Stored items:
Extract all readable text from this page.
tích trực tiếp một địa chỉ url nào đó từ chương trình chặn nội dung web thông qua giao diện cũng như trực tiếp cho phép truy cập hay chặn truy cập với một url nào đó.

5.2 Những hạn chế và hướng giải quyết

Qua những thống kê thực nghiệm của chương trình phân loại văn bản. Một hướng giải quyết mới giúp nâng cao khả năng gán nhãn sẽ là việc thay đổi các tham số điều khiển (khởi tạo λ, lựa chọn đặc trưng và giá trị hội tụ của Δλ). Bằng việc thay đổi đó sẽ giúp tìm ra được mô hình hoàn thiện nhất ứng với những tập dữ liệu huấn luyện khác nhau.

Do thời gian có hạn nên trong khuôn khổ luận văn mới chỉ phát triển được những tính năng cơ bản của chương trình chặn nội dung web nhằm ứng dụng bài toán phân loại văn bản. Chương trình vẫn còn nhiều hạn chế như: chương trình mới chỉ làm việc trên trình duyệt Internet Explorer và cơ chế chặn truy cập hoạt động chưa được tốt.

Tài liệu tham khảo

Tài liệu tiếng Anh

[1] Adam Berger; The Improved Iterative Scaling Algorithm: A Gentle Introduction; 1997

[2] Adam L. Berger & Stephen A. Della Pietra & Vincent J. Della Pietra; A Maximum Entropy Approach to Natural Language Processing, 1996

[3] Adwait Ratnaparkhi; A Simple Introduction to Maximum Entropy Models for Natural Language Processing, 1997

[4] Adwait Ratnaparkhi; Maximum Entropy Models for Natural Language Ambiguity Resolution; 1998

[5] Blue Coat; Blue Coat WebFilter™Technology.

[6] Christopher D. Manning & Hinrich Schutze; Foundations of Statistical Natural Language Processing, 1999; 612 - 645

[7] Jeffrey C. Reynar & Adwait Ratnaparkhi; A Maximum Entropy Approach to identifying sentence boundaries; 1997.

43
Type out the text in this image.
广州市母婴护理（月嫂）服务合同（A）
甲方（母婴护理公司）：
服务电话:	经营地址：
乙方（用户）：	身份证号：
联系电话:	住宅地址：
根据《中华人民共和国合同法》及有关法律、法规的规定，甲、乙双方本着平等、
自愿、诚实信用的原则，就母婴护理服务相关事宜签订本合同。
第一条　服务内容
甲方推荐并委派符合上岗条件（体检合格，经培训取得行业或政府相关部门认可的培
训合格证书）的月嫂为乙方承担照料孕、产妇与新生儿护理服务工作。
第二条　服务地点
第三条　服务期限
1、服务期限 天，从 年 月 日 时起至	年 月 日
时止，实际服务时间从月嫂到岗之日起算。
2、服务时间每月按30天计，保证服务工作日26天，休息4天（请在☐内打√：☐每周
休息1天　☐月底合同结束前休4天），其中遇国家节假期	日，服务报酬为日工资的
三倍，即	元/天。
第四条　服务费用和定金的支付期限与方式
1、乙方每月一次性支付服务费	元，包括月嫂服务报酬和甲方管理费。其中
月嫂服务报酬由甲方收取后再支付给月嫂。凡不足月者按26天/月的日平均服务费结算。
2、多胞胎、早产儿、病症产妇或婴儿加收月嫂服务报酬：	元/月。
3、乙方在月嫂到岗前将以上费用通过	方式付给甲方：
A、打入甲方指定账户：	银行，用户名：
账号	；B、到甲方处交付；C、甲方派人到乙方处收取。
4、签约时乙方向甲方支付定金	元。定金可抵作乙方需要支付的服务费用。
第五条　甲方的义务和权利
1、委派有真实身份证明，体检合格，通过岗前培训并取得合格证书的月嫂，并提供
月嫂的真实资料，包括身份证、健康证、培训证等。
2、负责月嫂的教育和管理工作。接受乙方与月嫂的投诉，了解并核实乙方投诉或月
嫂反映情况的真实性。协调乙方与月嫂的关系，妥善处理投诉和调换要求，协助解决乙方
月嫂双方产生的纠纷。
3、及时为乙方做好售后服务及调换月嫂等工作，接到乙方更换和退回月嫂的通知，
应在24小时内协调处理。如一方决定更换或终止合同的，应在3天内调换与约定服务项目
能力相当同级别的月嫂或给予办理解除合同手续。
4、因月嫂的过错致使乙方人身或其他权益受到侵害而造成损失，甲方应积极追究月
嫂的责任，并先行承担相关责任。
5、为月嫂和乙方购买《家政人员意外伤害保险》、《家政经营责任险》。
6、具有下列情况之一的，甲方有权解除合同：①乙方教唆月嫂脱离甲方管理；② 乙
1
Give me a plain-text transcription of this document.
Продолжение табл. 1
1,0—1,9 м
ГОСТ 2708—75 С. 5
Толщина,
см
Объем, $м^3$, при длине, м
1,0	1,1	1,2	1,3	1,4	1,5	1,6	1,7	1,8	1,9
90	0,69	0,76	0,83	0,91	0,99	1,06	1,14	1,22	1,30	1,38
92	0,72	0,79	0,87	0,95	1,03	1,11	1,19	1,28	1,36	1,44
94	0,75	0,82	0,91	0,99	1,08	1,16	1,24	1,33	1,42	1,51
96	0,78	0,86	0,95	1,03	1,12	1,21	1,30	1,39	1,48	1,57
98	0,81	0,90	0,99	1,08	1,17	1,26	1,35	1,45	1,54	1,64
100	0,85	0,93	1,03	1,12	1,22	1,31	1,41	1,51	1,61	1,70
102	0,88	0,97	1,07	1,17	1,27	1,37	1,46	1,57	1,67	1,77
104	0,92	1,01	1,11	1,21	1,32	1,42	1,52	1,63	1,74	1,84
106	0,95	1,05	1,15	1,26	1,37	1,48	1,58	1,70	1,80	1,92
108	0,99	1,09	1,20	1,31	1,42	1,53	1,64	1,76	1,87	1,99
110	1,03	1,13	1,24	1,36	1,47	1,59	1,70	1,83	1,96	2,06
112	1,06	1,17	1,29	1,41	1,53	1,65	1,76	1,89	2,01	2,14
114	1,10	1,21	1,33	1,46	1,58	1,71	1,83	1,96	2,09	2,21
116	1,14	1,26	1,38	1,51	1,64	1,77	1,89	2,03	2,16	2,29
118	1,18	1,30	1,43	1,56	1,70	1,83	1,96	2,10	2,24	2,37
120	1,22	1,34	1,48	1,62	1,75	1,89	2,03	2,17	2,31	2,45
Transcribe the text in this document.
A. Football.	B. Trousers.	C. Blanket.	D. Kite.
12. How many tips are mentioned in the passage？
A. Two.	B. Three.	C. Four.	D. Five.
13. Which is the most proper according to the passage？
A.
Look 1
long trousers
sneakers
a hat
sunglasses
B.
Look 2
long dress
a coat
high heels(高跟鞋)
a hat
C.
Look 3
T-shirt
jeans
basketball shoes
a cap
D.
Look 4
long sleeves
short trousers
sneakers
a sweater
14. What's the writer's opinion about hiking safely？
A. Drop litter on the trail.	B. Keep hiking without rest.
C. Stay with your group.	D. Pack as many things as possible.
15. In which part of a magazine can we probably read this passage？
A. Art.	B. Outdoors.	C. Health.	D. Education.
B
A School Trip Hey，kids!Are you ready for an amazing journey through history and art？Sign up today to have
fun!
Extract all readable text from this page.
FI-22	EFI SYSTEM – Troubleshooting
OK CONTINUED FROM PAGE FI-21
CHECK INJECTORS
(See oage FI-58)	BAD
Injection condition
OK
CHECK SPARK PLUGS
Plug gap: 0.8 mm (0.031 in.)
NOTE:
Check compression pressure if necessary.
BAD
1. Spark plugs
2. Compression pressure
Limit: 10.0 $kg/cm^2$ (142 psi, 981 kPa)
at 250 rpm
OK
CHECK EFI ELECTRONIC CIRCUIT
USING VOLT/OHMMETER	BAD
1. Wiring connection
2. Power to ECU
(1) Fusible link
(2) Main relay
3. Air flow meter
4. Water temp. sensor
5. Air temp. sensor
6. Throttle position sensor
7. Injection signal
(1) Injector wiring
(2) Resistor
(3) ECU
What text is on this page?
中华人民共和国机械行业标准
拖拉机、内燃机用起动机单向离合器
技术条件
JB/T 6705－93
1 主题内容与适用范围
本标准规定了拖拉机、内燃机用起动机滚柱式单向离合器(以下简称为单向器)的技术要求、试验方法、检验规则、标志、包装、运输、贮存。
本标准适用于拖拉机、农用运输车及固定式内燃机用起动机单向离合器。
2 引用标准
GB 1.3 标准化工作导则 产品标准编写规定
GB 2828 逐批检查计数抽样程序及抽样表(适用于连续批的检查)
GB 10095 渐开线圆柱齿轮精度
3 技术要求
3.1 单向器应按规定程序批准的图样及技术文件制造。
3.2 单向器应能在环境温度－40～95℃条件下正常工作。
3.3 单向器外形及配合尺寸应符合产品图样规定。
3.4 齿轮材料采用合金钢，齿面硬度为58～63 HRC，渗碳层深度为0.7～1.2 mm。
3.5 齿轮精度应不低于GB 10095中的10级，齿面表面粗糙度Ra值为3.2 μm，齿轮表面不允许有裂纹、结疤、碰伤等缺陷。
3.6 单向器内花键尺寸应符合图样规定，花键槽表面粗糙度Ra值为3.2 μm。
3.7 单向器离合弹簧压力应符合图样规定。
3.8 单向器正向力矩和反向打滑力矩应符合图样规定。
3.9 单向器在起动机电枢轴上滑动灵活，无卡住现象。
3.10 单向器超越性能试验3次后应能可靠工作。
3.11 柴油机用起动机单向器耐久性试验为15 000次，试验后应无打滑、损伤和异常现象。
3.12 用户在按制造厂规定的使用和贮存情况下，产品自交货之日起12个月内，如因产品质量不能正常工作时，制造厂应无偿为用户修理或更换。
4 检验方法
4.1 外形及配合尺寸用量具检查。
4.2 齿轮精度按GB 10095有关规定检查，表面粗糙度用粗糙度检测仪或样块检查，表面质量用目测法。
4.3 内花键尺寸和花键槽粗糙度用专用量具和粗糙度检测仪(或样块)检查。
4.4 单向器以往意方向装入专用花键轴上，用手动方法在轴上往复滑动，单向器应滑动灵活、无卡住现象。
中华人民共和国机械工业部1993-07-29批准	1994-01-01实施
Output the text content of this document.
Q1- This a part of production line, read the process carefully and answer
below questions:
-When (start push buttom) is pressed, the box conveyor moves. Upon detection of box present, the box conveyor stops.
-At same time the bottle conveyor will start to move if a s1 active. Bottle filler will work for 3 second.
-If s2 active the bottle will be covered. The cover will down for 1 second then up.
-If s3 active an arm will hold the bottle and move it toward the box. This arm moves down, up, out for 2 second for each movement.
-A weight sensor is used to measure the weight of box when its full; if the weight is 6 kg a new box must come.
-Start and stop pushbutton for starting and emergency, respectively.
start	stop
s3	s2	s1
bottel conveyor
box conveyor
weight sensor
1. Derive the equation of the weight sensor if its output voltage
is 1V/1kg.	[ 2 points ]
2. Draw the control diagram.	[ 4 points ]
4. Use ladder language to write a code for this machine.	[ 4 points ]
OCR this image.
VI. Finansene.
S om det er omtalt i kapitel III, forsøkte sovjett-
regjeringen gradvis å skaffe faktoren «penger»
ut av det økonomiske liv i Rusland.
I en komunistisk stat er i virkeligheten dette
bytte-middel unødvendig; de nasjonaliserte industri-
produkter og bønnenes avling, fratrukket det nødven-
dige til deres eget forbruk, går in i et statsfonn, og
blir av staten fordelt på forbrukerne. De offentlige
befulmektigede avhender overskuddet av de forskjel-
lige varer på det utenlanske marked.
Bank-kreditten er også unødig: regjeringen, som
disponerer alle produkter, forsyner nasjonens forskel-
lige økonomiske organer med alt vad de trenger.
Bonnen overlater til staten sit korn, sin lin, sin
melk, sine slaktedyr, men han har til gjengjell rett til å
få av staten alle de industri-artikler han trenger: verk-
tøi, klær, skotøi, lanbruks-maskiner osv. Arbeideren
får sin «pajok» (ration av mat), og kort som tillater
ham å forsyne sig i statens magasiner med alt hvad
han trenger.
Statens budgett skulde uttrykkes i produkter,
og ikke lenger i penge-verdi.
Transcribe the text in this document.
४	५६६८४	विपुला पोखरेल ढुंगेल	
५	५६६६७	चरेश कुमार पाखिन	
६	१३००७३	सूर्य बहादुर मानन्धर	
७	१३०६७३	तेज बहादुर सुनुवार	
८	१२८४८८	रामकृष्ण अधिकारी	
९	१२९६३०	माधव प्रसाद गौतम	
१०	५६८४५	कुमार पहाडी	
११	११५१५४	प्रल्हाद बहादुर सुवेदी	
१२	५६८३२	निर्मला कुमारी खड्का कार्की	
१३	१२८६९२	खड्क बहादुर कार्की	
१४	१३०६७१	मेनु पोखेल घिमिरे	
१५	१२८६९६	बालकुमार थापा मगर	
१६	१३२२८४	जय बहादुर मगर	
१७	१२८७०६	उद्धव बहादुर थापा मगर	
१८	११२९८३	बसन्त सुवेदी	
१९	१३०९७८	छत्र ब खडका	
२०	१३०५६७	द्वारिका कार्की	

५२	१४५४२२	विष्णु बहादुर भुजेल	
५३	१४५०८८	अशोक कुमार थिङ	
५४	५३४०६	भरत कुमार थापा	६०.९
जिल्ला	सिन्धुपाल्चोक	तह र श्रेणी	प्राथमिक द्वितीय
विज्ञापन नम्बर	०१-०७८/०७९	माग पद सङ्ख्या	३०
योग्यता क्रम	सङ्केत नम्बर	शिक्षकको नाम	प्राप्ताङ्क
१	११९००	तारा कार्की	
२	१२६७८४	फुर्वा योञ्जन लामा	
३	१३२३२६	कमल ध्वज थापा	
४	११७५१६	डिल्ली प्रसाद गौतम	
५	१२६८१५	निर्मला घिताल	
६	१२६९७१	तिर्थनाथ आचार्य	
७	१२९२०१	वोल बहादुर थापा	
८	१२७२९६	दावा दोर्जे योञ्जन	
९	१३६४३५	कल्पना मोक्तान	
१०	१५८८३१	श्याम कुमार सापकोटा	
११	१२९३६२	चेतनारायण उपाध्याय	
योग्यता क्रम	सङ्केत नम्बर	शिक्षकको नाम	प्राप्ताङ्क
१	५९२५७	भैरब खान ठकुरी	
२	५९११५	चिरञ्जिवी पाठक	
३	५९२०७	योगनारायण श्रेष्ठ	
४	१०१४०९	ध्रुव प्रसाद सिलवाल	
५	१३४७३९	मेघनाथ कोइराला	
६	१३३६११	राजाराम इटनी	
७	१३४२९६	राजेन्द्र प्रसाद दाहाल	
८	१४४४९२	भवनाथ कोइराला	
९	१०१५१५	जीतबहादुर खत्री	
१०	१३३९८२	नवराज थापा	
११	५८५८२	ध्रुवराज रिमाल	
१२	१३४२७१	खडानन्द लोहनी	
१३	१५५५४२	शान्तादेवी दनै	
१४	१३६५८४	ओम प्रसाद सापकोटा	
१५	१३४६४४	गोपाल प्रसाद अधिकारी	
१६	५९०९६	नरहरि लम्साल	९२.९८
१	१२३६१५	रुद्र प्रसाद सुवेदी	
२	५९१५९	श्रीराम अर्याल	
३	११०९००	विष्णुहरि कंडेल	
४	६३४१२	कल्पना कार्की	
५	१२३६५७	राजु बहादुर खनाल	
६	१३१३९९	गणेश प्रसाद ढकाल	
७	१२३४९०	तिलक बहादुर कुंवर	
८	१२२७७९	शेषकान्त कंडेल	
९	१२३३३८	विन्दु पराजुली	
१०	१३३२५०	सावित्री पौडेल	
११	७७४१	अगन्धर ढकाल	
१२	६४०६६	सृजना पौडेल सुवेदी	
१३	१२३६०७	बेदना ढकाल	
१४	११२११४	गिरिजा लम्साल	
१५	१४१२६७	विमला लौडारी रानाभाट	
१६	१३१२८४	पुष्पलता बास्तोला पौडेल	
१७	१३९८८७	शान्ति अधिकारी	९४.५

Goal: Of the lines in the data, how many hold the string "Injection"? State the number, nothing else.

Output of the exercise: 2